## Task statement:
Count the lines in the records below that contain the word "zmnnx", and reply with only that number.

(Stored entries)
○ ○ ○ ○ ○ ○ ○
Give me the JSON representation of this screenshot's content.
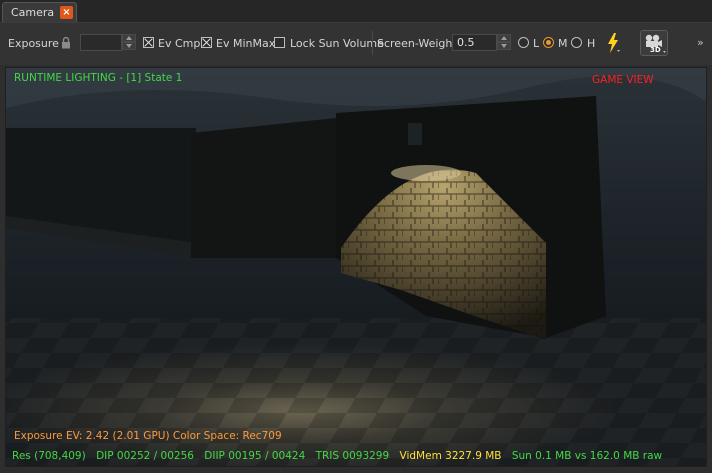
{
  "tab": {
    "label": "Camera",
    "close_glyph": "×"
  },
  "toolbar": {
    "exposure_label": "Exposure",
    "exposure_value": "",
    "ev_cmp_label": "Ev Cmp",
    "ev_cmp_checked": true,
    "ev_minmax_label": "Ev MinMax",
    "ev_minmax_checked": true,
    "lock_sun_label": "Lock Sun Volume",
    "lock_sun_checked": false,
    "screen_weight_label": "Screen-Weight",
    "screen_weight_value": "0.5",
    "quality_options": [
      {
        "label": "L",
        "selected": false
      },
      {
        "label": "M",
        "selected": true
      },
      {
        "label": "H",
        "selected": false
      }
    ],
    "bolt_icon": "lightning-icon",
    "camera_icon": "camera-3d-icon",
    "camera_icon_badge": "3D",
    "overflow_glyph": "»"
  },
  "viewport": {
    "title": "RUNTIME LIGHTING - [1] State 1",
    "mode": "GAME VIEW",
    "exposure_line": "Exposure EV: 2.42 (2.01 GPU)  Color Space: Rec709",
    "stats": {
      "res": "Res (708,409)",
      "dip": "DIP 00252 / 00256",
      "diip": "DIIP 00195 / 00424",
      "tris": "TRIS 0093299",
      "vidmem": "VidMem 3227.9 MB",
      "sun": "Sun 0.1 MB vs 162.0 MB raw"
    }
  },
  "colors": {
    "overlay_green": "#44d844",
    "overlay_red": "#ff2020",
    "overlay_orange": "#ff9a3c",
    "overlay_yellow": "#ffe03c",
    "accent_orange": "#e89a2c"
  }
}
○ ○ ○ ○ ○ ○ ○
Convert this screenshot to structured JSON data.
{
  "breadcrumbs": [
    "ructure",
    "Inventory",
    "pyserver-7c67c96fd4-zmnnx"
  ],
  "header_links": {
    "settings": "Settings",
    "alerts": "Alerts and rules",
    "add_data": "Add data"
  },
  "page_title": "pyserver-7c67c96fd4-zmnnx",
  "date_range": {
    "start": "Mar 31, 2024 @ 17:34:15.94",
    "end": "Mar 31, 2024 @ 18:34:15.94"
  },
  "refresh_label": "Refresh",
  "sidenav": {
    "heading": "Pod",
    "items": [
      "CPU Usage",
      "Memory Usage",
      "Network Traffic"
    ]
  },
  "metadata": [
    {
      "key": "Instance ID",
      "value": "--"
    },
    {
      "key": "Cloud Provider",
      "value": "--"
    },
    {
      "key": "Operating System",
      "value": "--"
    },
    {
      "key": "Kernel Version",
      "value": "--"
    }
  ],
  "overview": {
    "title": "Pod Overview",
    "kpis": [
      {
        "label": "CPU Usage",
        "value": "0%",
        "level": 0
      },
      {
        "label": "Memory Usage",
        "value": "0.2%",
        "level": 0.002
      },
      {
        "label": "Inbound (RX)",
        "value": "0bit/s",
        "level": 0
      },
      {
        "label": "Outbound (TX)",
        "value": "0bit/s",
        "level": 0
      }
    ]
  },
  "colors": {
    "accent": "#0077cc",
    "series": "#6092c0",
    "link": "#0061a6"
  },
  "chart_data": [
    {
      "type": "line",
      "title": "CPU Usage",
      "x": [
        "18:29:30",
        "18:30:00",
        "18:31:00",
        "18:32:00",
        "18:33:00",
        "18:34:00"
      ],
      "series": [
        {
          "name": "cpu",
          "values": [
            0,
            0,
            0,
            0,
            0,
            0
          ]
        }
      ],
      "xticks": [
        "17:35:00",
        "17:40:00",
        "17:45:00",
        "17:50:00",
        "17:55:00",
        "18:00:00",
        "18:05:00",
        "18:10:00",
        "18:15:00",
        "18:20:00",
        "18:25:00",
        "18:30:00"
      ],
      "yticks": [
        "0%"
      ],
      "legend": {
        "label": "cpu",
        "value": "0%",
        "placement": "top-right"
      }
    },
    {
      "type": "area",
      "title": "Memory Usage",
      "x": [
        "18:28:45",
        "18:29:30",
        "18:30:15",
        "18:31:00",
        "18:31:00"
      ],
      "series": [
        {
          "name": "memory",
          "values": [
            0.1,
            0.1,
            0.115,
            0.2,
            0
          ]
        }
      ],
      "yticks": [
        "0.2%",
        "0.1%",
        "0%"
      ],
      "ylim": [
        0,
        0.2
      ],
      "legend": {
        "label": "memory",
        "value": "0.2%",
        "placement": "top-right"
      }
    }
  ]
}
○ ○ ○ ○ ○ ○ ○
## Response to this task:
2